REQUEST: The records should be written out in full, with nothing altered.

TASK DATA:
--------------------------------------------------
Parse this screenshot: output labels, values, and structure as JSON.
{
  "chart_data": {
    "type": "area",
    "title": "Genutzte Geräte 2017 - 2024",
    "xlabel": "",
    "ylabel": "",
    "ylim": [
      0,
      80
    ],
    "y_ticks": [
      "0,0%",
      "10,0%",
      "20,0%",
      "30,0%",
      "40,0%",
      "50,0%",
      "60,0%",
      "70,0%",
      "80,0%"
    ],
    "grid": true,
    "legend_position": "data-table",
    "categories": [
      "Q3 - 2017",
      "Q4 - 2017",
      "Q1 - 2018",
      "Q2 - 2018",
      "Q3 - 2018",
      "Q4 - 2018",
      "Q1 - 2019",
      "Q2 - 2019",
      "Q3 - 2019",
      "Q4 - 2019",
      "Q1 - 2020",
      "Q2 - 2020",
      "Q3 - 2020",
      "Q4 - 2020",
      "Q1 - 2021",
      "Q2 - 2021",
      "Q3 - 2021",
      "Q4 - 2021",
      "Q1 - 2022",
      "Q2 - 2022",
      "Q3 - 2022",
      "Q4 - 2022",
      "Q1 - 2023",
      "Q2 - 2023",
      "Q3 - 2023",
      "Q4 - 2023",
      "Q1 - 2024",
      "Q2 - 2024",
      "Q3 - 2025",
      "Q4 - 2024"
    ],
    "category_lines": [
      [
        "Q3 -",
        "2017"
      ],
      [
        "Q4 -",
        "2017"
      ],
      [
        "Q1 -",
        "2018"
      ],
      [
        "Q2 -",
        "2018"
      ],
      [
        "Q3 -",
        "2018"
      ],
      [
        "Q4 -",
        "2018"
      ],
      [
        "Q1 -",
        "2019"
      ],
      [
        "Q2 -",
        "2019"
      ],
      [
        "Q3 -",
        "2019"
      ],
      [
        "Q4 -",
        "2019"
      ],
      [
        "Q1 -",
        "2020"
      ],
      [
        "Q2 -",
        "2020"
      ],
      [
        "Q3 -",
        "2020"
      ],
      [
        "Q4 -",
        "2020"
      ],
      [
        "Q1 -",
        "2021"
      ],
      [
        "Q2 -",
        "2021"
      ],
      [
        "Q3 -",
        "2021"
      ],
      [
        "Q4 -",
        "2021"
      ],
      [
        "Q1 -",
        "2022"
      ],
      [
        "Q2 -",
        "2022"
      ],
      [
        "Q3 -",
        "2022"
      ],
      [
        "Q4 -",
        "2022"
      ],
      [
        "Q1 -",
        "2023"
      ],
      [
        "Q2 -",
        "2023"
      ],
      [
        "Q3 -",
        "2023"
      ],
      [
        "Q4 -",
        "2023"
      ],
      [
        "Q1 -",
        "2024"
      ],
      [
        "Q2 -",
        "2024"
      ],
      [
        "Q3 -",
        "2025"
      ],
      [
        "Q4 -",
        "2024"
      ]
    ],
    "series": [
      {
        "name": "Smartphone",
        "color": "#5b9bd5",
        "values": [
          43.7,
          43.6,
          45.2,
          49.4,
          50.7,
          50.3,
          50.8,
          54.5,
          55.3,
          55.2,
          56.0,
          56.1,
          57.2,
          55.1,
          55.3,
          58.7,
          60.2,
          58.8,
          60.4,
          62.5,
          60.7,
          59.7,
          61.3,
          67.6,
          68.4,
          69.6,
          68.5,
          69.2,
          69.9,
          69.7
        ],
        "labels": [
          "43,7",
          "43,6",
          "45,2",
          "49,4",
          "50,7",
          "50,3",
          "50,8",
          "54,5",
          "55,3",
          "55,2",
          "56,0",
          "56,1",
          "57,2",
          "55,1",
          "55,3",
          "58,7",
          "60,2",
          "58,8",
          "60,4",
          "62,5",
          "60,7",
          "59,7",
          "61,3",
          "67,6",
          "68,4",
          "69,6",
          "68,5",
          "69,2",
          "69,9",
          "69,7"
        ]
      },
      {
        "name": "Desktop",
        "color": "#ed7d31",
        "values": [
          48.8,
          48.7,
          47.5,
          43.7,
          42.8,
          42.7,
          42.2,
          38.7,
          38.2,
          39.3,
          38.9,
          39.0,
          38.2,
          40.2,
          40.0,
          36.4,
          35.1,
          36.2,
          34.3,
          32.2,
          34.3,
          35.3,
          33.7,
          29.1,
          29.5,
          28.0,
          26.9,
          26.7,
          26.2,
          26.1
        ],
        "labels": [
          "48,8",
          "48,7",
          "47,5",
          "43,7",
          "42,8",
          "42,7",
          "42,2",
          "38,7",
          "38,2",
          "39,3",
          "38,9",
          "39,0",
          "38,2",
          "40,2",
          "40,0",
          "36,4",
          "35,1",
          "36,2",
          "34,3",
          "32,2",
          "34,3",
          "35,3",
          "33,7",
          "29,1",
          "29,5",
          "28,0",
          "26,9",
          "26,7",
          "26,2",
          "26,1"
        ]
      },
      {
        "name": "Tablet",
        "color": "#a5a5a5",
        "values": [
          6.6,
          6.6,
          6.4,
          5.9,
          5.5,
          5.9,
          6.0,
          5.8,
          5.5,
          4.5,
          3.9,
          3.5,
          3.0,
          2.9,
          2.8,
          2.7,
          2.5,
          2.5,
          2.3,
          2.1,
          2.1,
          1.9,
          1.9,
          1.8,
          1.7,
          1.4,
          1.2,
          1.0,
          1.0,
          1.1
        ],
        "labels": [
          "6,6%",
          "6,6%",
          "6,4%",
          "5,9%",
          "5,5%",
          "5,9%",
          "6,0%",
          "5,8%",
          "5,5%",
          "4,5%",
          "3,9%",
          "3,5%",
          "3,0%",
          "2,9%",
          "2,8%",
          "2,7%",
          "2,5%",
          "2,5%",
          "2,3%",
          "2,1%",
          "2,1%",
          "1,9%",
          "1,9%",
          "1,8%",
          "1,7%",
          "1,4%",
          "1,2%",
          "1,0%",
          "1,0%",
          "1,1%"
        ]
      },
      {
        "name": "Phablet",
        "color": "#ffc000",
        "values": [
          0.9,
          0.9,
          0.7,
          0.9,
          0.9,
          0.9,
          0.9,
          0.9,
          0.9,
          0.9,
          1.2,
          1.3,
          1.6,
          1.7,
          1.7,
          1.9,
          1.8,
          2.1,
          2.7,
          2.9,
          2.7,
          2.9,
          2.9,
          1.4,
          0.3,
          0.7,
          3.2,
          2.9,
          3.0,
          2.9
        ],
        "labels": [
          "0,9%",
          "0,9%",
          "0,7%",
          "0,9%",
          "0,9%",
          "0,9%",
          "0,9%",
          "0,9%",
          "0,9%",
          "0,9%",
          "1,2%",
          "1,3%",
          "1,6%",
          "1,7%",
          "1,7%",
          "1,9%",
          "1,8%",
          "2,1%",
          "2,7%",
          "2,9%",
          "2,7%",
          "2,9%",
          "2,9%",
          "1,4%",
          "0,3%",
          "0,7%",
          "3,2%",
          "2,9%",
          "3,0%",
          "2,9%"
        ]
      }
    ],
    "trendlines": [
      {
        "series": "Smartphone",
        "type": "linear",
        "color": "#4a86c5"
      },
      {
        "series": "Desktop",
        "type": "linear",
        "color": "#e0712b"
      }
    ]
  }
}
--------------------------------------------------
ANSWER:
Parse this screenshot: output labels, values, and structure as JSON.
{
  "chart_data": {
    "type": "area",
    "title": "Genutzte Geräte 2017 - 2024",
    "xlabel": "",
    "ylabel": "",
    "ylim": [
      0,
      80
    ],
    "y_ticks": [
      "0,0%",
      "10,0%",
      "20,0%",
      "30,0%",
      "40,0%",
      "50,0%",
      "60,0%",
      "70,0%",
      "80,0%"
    ],
    "grid": true,
    "legend_position": "data-table",
    "categories": [
      "Q3 - 2017",
      "Q4 - 2017",
      "Q1 - 2018",
      "Q2 - 2018",
      "Q3 - 2018",
      "Q4 - 2018",
      "Q1 - 2019",
      "Q2 - 2019",
      "Q3 - 2019",
      "Q4 - 2019",
      "Q1 - 2020",
      "Q2 - 2020",
      "Q3 - 2020",
      "Q4 - 2020",
      "Q1 - 2021",
      "Q2 - 2021",
      "Q3 - 2021",
      "Q4 - 2021",
      "Q1 - 2022",
      "Q2 - 2022",
      "Q3 - 2022",
      "Q4 - 2022",
      "Q1 - 2023",
      "Q2 - 2023",
      "Q3 - 2023",
      "Q4 - 2023",
      "Q1 - 2024",
      "Q2 - 2024",
      "Q3 - 2025",
      "Q4 - 2024"
    ],
    "category_lines": [
      [
        "Q3 -",
        "2017"
      ],
      [
        "Q4 -",
        "2017"
      ],
      [
        "Q1 -",
        "2018"
      ],
      [
        "Q2 -",
        "2018"
      ],
      [
        "Q3 -",
        "2018"
      ],
      [
        "Q4 -",
        "2018"
      ],
      [
        "Q1 -",
        "2019"
      ],
      [
        "Q2 -",
        "2019"
      ],
      [
        "Q3 -",
        "2019"
      ],
      [
        "Q4 -",
        "2019"
      ],
      [
        "Q1 -",
        "2020"
      ],
      [
        "Q2 -",
        "2020"
      ],
      [
        "Q3 -",
        "2020"
      ],
      [
        "Q4 -",
        "2020"
      ],
      [
        "Q1 -",
        "2021"
      ],
      [
        "Q2 -",
        "2021"
      ],
      [
        "Q3 -",
        "2021"
      ],
      [
        "Q4 -",
        "2021"
      ],
      [
        "Q1 -",
        "2022"
      ],
      [
        "Q2 -",
        "2022"
      ],
      [
        "Q3 -",
        "2022"
      ],
      [
        "Q4 -",
        "2022"
      ],
      [
        "Q1 -",
        "2023"
      ],
      [
        "Q2 -",
        "2023"
      ],
      [
        "Q3 -",
        "2023"
      ],
      [
        "Q4 -",
        "2023"
      ],
      [
        "Q1 -",
        "2024"
      ],
      [
        "Q2 -",
        "2024"
      ],
      [
        "Q3 -",
        "2025"
      ],
      [
        "Q4 -",
        "2024"
      ]
    ],
    "series": [
      {
        "name": "Smartphone",
        "color": "#5b9bd5",
        "values": [
          43.7,
          43.6,
          45.2,
          49.4,
          50.7,
          50.3,
          50.8,
          54.5,
          55.3,
          55.2,
          56.0,
          56.1,
          57.2,
          55.1,
          55.3,
          58.7,
          60.2,
          58.8,
          60.4,
          62.5,
          60.7,
          59.7,
          61.3,
          67.6,
          68.4,
          69.6,
          68.5,
          69.2,
          69.9,
          69.7
        ],
        "labels": [
          "43,7",
          "43,6",
          "45,2",
          "49,4",
          "50,7",
          "50,3",
          "50,8",
          "54,5",
          "55,3",
          "55,2",
          "56,0",
          "56,1",
          "57,2",
          "55,1",
          "55,3",
          "58,7",
          "60,2",
          "58,8",
          "60,4",
          "62,5",
          "60,7",
          "59,7",
          "61,3",
          "67,6",
          "68,4",
          "69,6",
          "68,5",
          "69,2",
          "69,9",
          "69,7"
        ]
      },
      {
        "name": "Desktop",
        "color": "#ed7d31",
        "values": [
          48.8,
          48.7,
          47.5,
          43.7,
          42.8,
          42.7,
          42.2,
          38.7,
          38.2,
          39.3,
          38.9,
          39.0,
          38.2,
          40.2,
          40.0,
          36.4,
          35.1,
          36.2,
          34.3,
          32.2,
          34.3,
          35.3,
          33.7,
          29.1,
          29.5,
          28.0,
          26.9,
          26.7,
          26.2,
          26.1
        ],
        "labels": [
          "48,8",
          "48,7",
          "47,5",
          "43,7",
          "42,8",
          "42,7",
          "42,2",
          "38,7",
          "38,2",
          "39,3",
          "38,9",
          "39,0",
          "38,2",
          "40,2",
          "40,0",
          "36,4",
          "35,1",
          "36,2",
          "34,3",
          "32,2",
          "34,3",
          "35,3",
          "33,7",
          "29,1",
          "29,5",
          "28,0",
          "26,9",
          "26,7",
          "26,2",
          "26,1"
        ]
      },
      {
        "name": "Tablet",
        "color": "#a5a5a5",
        "values": [
          6.6,
          6.6,
          6.4,
          5.9,
          5.5,
          5.9,
          6.0,
          5.8,
          5.5,
          4.5,
          3.9,
          3.5,
          3.0,
          2.9,
          2.8,
          2.7,
          2.5,
          2.5,
          2.3,
          2.1,
          2.1,
          1.9,
          1.9,
          1.8,
          1.7,
          1.4,
          1.2,
          1.0,
          1.0,
          1.1
        ],
        "labels": [
          "6,6%",
          "6,6%",
          "6,4%",
          "5,9%",
          "5,5%",
          "5,9%",
          "6,0%",
          "5,8%",
          "5,5%",
          "4,5%",
          "3,9%",
          "3,5%",
          "3,0%",
          "2,9%",
          "2,8%",
          "2,7%",
          "2,5%",
          "2,5%",
          "2,3%",
          "2,1%",
          "2,1%",
          "1,9%",
          "1,9%",
          "1,8%",
          "1,7%",
          "1,4%",
          "1,2%",
          "1,0%",
          "1,0%",
          "1,1%"
        ]
      },
      {
        "name": "Phablet",
        "color": "#ffc000",
        "values": [
          0.9,
          0.9,
          0.7,
          0.9,
          0.9,
          0.9,
          0.9,
          0.9,
          0.9,
          0.9,
          1.2,
          1.3,
          1.6,
          1.7,
          1.7,
          1.9,
          1.8,
          2.1,
          2.7,
          2.9,
          2.7,
          2.9,
          2.9,
          1.4,
          0.3,
          0.7,
          3.2,
          2.9,
          3.0,
          2.9
        ],
        "labels": [
          "0,9%",
          "0,9%",
          "0,7%",
          "0,9%",
          "0,9%",
          "0,9%",
          "0,9%",
          "0,9%",
          "0,9%",
          "0,9%",
          "1,2%",
          "1,3%",
          "1,6%",
          "1,7%",
          "1,7%",
          "1,9%",
          "1,8%",
          "2,1%",
          "2,7%",
          "2,9%",
          "2,7%",
          "2,9%",
          "2,9%",
          "1,4%",
          "0,3%",
          "0,7%",
          "3,2%",
          "2,9%",
          "3,0%",
          "2,9%"
        ]
      }
    ],
    "trendlines": [
      {
        "series": "Smartphone",
        "type": "linear",
        "color": "#4a86c5"
      },
      {
        "series": "Desktop",
        "type": "linear",
        "color": "#e0712b"
      }
    ]
  }
}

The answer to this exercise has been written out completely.